Gib aus dem Text über den Anschlag auf Darja Dugina den Abschnitt wortgetreu wieder, der mit den Worten „Der imperialistische Ideologe“ beginnt und mit „lesen Sie hier.“ endet.

-- QUELLE --
=======
Der russische Geheimdienst liefert nach dem Anschlag auf Darja Dugina wie auf dem Servierteller eine Erklärung. Die Geschichte hinkt allerdings.

"Unseren Herzen dürstet es nicht einfach nach Rache oder Vergeltung. Das wäre zu klein, nicht russisch. Wir brauchen nur unseren Sieg. Auf dessen Altar hat meine Tochter ihr mädchenhaftes Leben gelegt. Also siegt bitte!" Diese Worte ließ Alexander Dugin am Montag über einen Vertrauten verbreiten.

Der imperialistische Ideologe schwor seine Landsleute darauf ein, im Sinne seiner rechtsnationalistischen Ideologie zu kämpfen. Zuvor war seine Tochter, Darja Dugina, am Samstagabend von einer Autobombe getötet worden – ein Anschlag.

Doch wer steckt dahinter? Der Kreml will dafür binnen eineinhalb Tagen eine Erklärung gefunden haben. Die Geschichte kommt wie auf dem Servierteller daher, sie liefert vor allem ein Gesicht. Überwachungsbilder der vermeintlichen Mörderin gerieten aus dem Kreml an die Öffentlichkeit.

Was die Erklärung allerdings nicht beinhaltet: Beweise. Auch deswegen wirft das Ermittlungsergebnis des Kreml Fragen auf, nach wie vor halten sich andere Theorien zu dem Anschlag. Eine Einordnung dazu lesen Sie hier.

So lautet Moskaus Erklärung

Das Ermittlungsergebnis, das der Kreml am Montag präsentierte, geht so: Der Anschlag auf Darja Dugina sei ein Akt ukrainischen Staatsterrors gewesen. "Das Verbrechen wurde von ukrainischen Geheimdiensten vorbereitet und begangen", teilte Russlands Inlandsgeheimdienst FSB mit.
=======
-- GESAMMELTE DATEN --
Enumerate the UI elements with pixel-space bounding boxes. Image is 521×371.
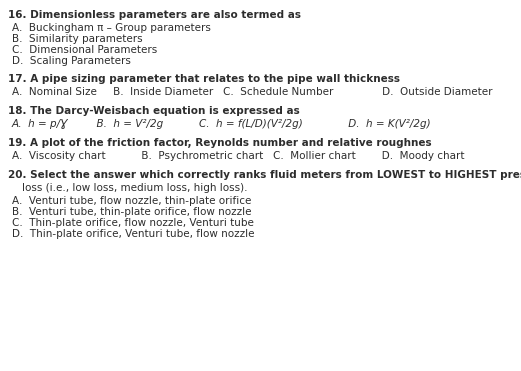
=======
-- AUSGEARBEITETE LÖSUNG --
Der imperialistische Ideologe schwor seine Landsleute darauf ein, im Sinne seiner rechtsnationalistischen Ideologie zu kämpfen. Zuvor war seine Tochter, Darja Dugina, am Samstagabend von einer Autobombe getötet worden – ein Anschlag.

Doch wer steckt dahinter? Der Kreml will dafür binnen eineinhalb Tagen eine Erklärung gefunden haben. Die Geschichte kommt wie auf dem Servierteller daher, sie liefert vor allem ein Gesicht. Überwachungsbilder der vermeintlichen Mörderin gerieten aus dem Kreml an die Öffentlichkeit.

Was die Erklärung allerdings nicht beinhaltet: Beweise. Auch deswegen wirft das Ermittlungsergebnis des Kreml Fragen auf, nach wie vor halten sich andere Theorien zu dem Anschlag. Eine Einordnung dazu lesen Sie hier.